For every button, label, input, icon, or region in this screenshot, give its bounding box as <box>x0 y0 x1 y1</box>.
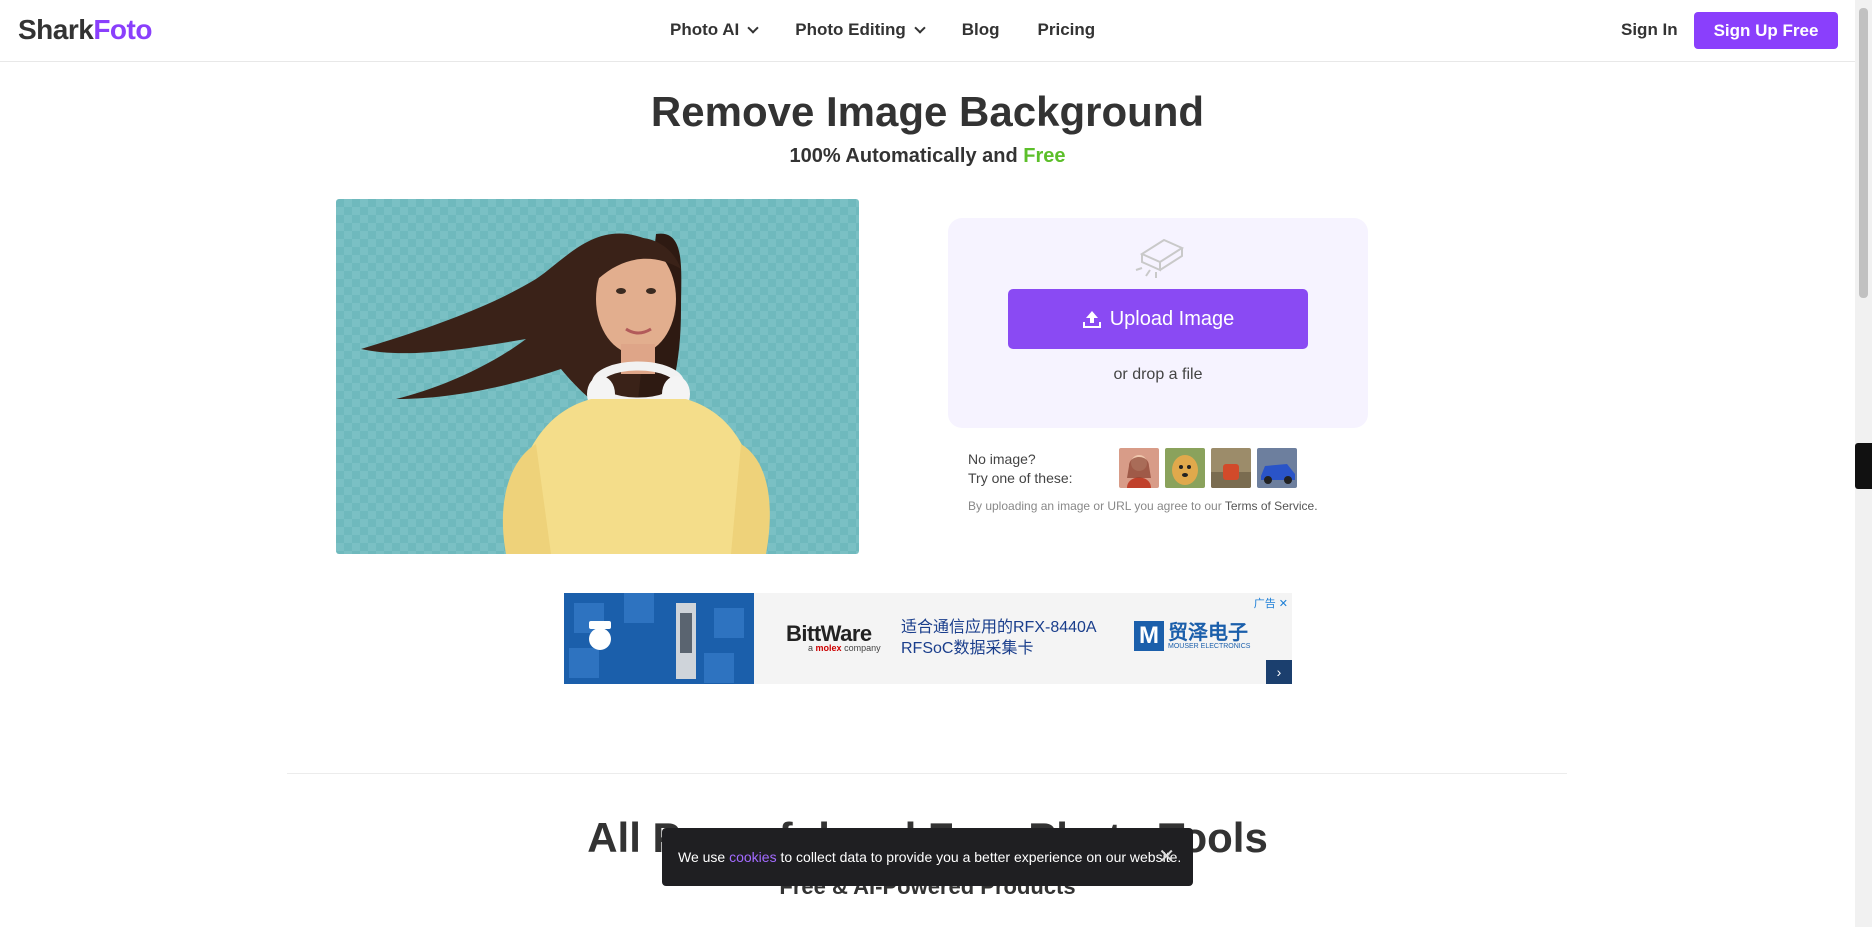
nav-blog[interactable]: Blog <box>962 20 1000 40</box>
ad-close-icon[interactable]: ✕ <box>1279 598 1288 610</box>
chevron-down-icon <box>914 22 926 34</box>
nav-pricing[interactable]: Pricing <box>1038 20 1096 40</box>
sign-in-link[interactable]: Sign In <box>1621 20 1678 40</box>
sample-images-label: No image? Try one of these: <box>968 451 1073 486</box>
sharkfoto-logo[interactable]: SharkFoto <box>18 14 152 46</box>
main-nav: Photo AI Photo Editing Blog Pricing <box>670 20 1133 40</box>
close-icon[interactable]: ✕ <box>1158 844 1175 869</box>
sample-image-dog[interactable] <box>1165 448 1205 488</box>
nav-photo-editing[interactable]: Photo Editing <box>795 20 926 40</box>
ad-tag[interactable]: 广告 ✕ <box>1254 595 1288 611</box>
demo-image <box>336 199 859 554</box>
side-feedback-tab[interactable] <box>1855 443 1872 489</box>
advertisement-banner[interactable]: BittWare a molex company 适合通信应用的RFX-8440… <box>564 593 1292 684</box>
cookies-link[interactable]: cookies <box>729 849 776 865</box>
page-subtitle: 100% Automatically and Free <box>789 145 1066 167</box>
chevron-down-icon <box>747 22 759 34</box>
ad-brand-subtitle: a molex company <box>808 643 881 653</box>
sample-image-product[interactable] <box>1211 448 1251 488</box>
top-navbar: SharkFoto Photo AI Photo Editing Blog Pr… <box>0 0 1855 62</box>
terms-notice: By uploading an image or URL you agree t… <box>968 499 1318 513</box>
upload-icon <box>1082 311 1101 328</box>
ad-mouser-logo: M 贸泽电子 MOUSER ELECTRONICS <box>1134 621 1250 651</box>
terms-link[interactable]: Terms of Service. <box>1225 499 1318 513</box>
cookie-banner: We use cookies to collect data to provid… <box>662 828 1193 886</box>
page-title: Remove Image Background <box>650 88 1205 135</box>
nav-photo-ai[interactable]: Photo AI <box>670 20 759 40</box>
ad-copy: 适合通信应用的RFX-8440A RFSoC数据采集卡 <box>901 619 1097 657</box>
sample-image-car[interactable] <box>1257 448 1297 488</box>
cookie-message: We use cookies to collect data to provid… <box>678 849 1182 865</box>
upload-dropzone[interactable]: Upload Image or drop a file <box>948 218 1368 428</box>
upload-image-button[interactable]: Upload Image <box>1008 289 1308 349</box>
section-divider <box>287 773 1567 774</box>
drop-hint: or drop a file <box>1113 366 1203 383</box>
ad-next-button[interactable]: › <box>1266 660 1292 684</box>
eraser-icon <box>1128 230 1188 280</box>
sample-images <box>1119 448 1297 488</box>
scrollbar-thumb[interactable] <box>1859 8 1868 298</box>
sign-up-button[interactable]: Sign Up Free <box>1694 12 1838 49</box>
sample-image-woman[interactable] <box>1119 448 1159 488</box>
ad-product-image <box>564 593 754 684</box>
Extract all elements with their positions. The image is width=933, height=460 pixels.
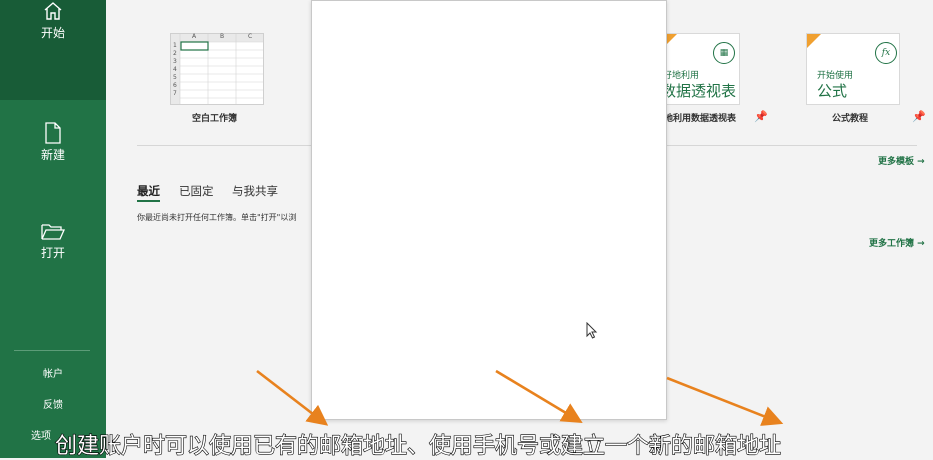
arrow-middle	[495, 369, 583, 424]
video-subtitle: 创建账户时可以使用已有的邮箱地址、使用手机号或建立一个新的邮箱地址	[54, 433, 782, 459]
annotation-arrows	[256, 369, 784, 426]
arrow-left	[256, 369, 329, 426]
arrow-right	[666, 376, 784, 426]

==========

Copy out every line of the rows above word for word, but leave out the picture placeholders.

▶ OUTPUT:
For every button, label, input, icon, or region in this screenshot, give its bounding box as <box>x0 y0 x1 y1</box>.
nav-blog[interactable]: Blog <box>962 20 1000 40</box>
ad-close-icon[interactable]: ✕ <box>1279 598 1288 610</box>
chevron-down-icon <box>914 22 926 34</box>
nav-pricing[interactable]: Pricing <box>1038 20 1096 40</box>
sign-in-link[interactable]: Sign In <box>1621 20 1678 40</box>
sample-images-label: No image? Try one of these: <box>968 451 1073 486</box>
sharkfoto-logo[interactable]: SharkFoto <box>18 14 152 46</box>
main-nav: Photo AI Photo Editing Blog Pricing <box>670 20 1133 40</box>
close-icon[interactable]: ✕ <box>1158 844 1175 869</box>
sample-image-dog[interactable] <box>1165 448 1205 488</box>
nav-photo-editing[interactable]: Photo Editing <box>795 20 926 40</box>
ad-tag[interactable]: 广告 ✕ <box>1254 595 1288 611</box>
demo-image <box>336 199 859 554</box>
side-feedback-tab[interactable] <box>1855 443 1872 489</box>
advertisement-banner[interactable]: BittWare a molex company 适合通信应用的RFX-8440… <box>564 593 1292 684</box>
cookies-link[interactable]: cookies <box>729 849 776 865</box>
page-subtitle: 100% Automatically and Free <box>789 145 1066 167</box>
chevron-down-icon <box>747 22 759 34</box>
ad-brand-subtitle: a molex company <box>808 643 881 653</box>
sample-image-product[interactable] <box>1211 448 1251 488</box>
top-navbar: SharkFoto Photo AI Photo Editing Blog Pr… <box>0 0 1855 62</box>
terms-notice: By uploading an image or URL you agree t… <box>968 499 1318 513</box>
upload-icon <box>1082 311 1101 328</box>
ad-mouser-logo: M 贸泽电子 MOUSER ELECTRONICS <box>1134 621 1250 651</box>
terms-link[interactable]: Terms of Service. <box>1225 499 1318 513</box>
cookie-banner: We use cookies to collect data to provid… <box>662 828 1193 886</box>
page-title: Remove Image Background <box>650 88 1205 135</box>
nav-photo-ai[interactable]: Photo AI <box>670 20 759 40</box>
ad-copy: 适合通信应用的RFX-8440A RFSoC数据采集卡 <box>901 619 1097 657</box>
sample-image-car[interactable] <box>1257 448 1297 488</box>
cookie-message: We use cookies to collect data to provid… <box>678 849 1182 865</box>
upload-dropzone[interactable]: Upload Image or drop a file <box>948 218 1368 428</box>
upload-image-button[interactable]: Upload Image <box>1008 289 1308 349</box>
section-divider <box>287 773 1567 774</box>
drop-hint: or drop a file <box>1113 366 1203 383</box>
ad-next-button[interactable]: › <box>1266 660 1292 684</box>
eraser-icon <box>1128 230 1188 280</box>
sample-images <box>1119 448 1297 488</box>
scrollbar-thumb[interactable] <box>1859 8 1868 298</box>
sign-up-button[interactable]: Sign Up Free <box>1694 12 1838 49</box>
sample-image-woman[interactable] <box>1119 448 1159 488</box>
ad-product-image <box>564 593 754 684</box>
Extract all elements with their positions. The image is width=933, height=460 pixels.
arrow-middle	[495, 369, 583, 424]
video-subtitle: 创建账户时可以使用已有的邮箱地址、使用手机号或建立一个新的邮箱地址	[54, 433, 782, 459]
annotation-arrows	[256, 369, 784, 426]
arrow-left	[256, 369, 329, 426]
arrow-right	[666, 376, 784, 426]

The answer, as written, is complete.